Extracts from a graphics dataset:
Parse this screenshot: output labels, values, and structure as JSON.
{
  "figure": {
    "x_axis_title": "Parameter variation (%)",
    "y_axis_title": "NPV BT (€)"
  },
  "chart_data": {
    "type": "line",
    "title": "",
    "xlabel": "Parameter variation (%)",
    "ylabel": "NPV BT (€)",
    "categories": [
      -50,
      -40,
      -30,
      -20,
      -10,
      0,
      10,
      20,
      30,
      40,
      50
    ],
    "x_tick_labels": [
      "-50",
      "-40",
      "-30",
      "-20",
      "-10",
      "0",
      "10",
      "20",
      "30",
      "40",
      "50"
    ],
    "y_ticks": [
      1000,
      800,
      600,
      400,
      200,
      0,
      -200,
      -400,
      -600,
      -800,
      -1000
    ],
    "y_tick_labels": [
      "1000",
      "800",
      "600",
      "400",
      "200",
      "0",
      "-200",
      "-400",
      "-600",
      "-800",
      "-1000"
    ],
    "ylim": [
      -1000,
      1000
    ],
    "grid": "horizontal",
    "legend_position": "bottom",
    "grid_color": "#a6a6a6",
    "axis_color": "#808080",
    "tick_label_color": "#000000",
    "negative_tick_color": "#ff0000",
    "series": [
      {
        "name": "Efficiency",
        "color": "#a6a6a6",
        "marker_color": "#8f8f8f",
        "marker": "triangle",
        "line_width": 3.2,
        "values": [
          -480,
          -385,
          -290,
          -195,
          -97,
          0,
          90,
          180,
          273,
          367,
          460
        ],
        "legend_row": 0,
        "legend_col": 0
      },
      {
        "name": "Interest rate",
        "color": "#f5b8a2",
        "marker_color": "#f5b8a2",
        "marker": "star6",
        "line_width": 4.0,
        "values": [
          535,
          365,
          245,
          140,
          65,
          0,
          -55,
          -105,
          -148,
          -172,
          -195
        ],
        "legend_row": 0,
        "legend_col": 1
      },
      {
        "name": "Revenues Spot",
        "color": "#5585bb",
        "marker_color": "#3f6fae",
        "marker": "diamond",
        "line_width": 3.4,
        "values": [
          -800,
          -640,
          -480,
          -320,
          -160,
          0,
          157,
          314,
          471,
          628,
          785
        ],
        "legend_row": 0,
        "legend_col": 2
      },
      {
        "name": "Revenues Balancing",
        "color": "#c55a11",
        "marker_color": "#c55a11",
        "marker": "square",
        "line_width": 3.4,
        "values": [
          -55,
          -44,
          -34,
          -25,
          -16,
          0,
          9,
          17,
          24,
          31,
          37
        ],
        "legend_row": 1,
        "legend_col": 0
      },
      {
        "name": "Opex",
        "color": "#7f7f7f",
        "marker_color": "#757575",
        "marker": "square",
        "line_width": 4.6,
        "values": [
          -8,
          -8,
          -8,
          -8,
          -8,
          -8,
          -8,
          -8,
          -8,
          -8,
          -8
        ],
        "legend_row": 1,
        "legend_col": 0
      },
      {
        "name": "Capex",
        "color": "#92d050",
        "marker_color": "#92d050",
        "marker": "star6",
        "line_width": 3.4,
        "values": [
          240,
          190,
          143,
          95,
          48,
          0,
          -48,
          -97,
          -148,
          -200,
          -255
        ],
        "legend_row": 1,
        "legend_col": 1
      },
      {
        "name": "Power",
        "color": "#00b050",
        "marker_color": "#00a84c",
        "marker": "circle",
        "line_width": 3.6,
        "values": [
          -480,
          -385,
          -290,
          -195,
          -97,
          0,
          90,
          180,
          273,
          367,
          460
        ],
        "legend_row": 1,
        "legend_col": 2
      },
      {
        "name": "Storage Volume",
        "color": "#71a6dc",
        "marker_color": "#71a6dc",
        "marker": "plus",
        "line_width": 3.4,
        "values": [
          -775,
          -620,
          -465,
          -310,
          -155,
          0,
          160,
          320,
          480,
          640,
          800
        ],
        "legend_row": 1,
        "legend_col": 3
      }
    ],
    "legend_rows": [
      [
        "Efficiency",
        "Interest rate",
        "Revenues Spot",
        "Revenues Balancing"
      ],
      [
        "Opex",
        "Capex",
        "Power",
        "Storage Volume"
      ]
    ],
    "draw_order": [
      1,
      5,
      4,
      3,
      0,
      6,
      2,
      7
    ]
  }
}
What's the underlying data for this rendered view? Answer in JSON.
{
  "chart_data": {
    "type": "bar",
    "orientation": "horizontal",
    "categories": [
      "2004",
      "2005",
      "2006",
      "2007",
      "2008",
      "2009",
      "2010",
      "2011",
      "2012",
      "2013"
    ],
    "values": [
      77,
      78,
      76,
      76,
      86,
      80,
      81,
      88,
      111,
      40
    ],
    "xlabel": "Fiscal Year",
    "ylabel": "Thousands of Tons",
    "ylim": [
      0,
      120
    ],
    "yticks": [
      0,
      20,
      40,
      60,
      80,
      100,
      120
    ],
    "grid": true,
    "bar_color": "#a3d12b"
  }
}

Direction: Retype the records that precede this task, keeping them exactly the same.

Answer to the exercise:
Parse this screenshot: output labels, values, and structure as JSON.
{
  "figure": {
    "x_axis_title": "Parameter variation (%)",
    "y_axis_title": "NPV BT (€)"
  },
  "chart_data": {
    "type": "line",
    "title": "",
    "xlabel": "Parameter variation (%)",
    "ylabel": "NPV BT (€)",
    "categories": [
      -50,
      -40,
      -30,
      -20,
      -10,
      0,
      10,
      20,
      30,
      40,
      50
    ],
    "x_tick_labels": [
      "-50",
      "-40",
      "-30",
      "-20",
      "-10",
      "0",
      "10",
      "20",
      "30",
      "40",
      "50"
    ],
    "y_ticks": [
      1000,
      800,
      600,
      400,
      200,
      0,
      -200,
      -400,
      -600,
      -800,
      -1000
    ],
    "y_tick_labels": [
      "1000",
      "800",
      "600",
      "400",
      "200",
      "0",
      "-200",
      "-400",
      "-600",
      "-800",
      "-1000"
    ],
    "ylim": [
      -1000,
      1000
    ],
    "grid": "horizontal",
    "legend_position": "bottom",
    "grid_color": "#a6a6a6",
    "axis_color": "#808080",
    "tick_label_color": "#000000",
    "negative_tick_color": "#ff0000",
    "series": [
      {
        "name": "Efficiency",
        "color": "#a6a6a6",
        "marker_color": "#8f8f8f",
        "marker": "triangle",
        "line_width": 3.2,
        "values": [
          -480,
          -385,
          -290,
          -195,
          -97,
          0,
          90,
          180,
          273,
          367,
          460
        ],
        "legend_row": 0,
        "legend_col": 0
      },
      {
        "name": "Interest rate",
        "color": "#f5b8a2",
        "marker_color": "#f5b8a2",
        "marker": "star6",
        "line_width": 4.0,
        "values": [
          535,
          365,
          245,
          140,
          65,
          0,
          -55,
          -105,
          -148,
          -172,
          -195
        ],
        "legend_row": 0,
        "legend_col": 1
      },
      {
        "name": "Revenues Spot",
        "color": "#5585bb",
        "marker_color": "#3f6fae",
        "marker": "diamond",
        "line_width": 3.4,
        "values": [
          -800,
          -640,
          -480,
          -320,
          -160,
          0,
          157,
          314,
          471,
          628,
          785
        ],
        "legend_row": 0,
        "legend_col": 2
      },
      {
        "name": "Revenues Balancing",
        "color": "#c55a11",
        "marker_color": "#c55a11",
        "marker": "square",
        "line_width": 3.4,
        "values": [
          -55,
          -44,
          -34,
          -25,
          -16,
          0,
          9,
          17,
          24,
          31,
          37
        ],
        "legend_row": 1,
        "legend_col": 0
      },
      {
        "name": "Opex",
        "color": "#7f7f7f",
        "marker_color": "#757575",
        "marker": "square",
        "line_width": 4.6,
        "values": [
          -8,
          -8,
          -8,
          -8,
          -8,
          -8,
          -8,
          -8,
          -8,
          -8,
          -8
        ],
        "legend_row": 1,
        "legend_col": 0
      },
      {
        "name": "Capex",
        "color": "#92d050",
        "marker_color": "#92d050",
        "marker": "star6",
        "line_width": 3.4,
        "values": [
          240,
          190,
          143,
          95,
          48,
          0,
          -48,
          -97,
          -148,
          -200,
          -255
        ],
        "legend_row": 1,
        "legend_col": 1
      },
      {
        "name": "Power",
        "color": "#00b050",
        "marker_color": "#00a84c",
        "marker": "circle",
        "line_width": 3.6,
        "values": [
          -480,
          -385,
          -290,
          -195,
          -97,
          0,
          90,
          180,
          273,
          367,
          460
        ],
        "legend_row": 1,
        "legend_col": 2
      },
      {
        "name": "Storage Volume",
        "color": "#71a6dc",
        "marker_color": "#71a6dc",
        "marker": "plus",
        "line_width": 3.4,
        "values": [
          -775,
          -620,
          -465,
          -310,
          -155,
          0,
          160,
          320,
          480,
          640,
          800
        ],
        "legend_row": 1,
        "legend_col": 3
      }
    ],
    "legend_rows": [
      [
        "Efficiency",
        "Interest rate",
        "Revenues Spot",
        "Revenues Balancing"
      ],
      [
        "Opex",
        "Capex",
        "Power",
        "Storage Volume"
      ]
    ],
    "draw_order": [
      1,
      5,
      4,
      3,
      0,
      6,
      2,
      7
    ]
  }
}
What's the underlying data for this rendered view? Answer in JSON.
{
  "chart_data": {
    "type": "bar",
    "orientation": "horizontal",
    "categories": [
      "2004",
      "2005",
      "2006",
      "2007",
      "2008",
      "2009",
      "2010",
      "2011",
      "2012",
      "2013"
    ],
    "values": [
      77,
      78,
      76,
      76,
      86,
      80,
      81,
      88,
      111,
      40
    ],
    "xlabel": "Fiscal Year",
    "ylabel": "Thousands of Tons",
    "ylim": [
      0,
      120
    ],
    "yticks": [
      0,
      20,
      40,
      60,
      80,
      100,
      120
    ],
    "grid": true,
    "bar_color": "#a3d12b"
  }
}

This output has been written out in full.